• REQUEST
Some lines in the records below may hold the word "зоны"; give the number of those lines and nothing else.

• EXERCISE DATA

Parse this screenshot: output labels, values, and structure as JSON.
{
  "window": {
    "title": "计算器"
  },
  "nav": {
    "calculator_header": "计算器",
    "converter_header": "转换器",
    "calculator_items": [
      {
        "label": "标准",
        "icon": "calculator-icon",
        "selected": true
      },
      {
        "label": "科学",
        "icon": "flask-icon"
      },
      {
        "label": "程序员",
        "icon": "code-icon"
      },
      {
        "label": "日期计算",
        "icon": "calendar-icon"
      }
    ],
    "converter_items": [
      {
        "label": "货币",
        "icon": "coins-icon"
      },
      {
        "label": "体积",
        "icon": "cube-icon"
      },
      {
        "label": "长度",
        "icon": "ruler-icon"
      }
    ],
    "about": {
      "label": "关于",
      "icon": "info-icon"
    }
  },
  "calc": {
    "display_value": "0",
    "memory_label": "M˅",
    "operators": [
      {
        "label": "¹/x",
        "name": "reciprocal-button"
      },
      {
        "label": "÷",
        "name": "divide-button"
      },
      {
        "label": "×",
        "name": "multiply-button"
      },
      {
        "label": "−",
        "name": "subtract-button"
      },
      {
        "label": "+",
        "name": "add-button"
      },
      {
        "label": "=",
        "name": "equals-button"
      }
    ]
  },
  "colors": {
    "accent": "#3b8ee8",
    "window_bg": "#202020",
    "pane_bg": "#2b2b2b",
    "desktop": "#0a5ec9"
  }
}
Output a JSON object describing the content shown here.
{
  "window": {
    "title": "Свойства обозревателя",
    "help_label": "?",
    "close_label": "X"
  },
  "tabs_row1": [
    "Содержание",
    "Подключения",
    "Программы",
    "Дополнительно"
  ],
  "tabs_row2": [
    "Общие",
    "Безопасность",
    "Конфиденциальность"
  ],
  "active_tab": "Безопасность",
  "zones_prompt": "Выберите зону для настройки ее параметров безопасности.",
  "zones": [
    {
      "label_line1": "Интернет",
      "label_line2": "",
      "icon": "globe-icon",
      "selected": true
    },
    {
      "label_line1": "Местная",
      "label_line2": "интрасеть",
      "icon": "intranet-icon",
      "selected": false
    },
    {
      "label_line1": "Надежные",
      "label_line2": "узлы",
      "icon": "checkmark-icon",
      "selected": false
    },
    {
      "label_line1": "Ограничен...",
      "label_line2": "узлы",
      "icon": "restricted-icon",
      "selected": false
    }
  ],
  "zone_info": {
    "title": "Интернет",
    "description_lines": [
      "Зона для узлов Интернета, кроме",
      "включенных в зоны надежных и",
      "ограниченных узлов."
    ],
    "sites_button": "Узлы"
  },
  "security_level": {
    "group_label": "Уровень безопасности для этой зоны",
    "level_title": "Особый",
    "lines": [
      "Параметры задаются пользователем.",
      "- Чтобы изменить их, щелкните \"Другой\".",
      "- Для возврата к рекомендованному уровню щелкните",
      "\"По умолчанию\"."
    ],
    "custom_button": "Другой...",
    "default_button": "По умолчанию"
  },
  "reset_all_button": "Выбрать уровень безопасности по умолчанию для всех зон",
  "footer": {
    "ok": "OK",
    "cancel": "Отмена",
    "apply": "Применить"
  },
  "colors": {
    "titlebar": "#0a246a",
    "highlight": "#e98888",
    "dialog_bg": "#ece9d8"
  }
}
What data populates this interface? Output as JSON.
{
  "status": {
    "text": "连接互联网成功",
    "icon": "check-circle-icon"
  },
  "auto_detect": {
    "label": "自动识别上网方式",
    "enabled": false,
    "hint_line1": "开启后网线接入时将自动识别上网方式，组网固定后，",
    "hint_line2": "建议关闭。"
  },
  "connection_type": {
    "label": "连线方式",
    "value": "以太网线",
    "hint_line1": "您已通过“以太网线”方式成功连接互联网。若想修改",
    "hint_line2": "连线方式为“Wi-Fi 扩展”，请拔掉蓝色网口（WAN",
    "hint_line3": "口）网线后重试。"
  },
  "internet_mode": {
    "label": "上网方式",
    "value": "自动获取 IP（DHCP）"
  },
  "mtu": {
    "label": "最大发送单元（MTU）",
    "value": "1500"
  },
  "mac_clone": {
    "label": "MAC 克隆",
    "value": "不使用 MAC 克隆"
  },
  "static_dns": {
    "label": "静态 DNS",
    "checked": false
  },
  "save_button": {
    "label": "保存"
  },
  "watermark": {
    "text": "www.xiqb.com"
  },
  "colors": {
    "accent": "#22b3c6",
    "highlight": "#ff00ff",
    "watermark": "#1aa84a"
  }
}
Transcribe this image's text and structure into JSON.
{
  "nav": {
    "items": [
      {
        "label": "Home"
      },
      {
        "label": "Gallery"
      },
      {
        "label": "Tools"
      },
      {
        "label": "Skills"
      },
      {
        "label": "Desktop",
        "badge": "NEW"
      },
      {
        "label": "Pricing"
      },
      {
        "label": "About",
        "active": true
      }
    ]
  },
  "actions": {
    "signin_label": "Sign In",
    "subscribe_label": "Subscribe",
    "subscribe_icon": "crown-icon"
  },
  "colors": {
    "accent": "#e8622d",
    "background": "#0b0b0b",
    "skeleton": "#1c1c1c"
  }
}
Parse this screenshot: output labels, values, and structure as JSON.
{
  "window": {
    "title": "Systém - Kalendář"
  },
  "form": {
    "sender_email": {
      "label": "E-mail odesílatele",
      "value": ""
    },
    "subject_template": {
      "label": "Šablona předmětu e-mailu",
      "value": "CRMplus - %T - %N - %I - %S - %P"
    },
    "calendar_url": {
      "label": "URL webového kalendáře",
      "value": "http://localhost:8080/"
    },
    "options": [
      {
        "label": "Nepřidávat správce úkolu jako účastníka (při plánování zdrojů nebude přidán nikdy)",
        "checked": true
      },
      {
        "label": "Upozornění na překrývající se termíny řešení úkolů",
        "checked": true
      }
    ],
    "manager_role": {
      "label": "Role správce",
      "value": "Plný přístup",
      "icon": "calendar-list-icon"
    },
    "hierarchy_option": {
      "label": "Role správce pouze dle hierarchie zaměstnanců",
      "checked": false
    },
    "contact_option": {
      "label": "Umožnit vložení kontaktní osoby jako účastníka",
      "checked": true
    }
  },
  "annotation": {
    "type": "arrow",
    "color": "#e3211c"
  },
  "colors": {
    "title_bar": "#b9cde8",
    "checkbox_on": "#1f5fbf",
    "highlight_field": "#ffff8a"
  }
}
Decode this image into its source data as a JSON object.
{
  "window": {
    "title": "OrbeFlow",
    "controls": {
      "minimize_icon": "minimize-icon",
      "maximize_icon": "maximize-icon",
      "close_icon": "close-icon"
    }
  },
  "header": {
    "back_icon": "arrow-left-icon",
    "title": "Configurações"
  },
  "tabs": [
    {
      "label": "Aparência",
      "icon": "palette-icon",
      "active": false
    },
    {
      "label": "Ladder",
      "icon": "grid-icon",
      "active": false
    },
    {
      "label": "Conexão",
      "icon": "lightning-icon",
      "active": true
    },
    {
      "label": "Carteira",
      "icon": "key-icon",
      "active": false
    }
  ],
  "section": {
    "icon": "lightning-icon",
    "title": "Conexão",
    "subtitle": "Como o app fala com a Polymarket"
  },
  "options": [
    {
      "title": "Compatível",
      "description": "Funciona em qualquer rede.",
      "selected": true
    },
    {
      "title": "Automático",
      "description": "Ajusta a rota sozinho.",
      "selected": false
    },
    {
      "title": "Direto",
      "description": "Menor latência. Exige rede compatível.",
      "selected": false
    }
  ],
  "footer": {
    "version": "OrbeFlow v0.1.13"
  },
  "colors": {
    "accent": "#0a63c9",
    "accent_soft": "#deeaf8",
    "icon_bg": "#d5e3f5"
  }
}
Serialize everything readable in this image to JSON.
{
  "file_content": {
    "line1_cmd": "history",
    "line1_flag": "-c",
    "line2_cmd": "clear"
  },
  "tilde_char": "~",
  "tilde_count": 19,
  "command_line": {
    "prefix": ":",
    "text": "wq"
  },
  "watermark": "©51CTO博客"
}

• FULL SOLUTION
2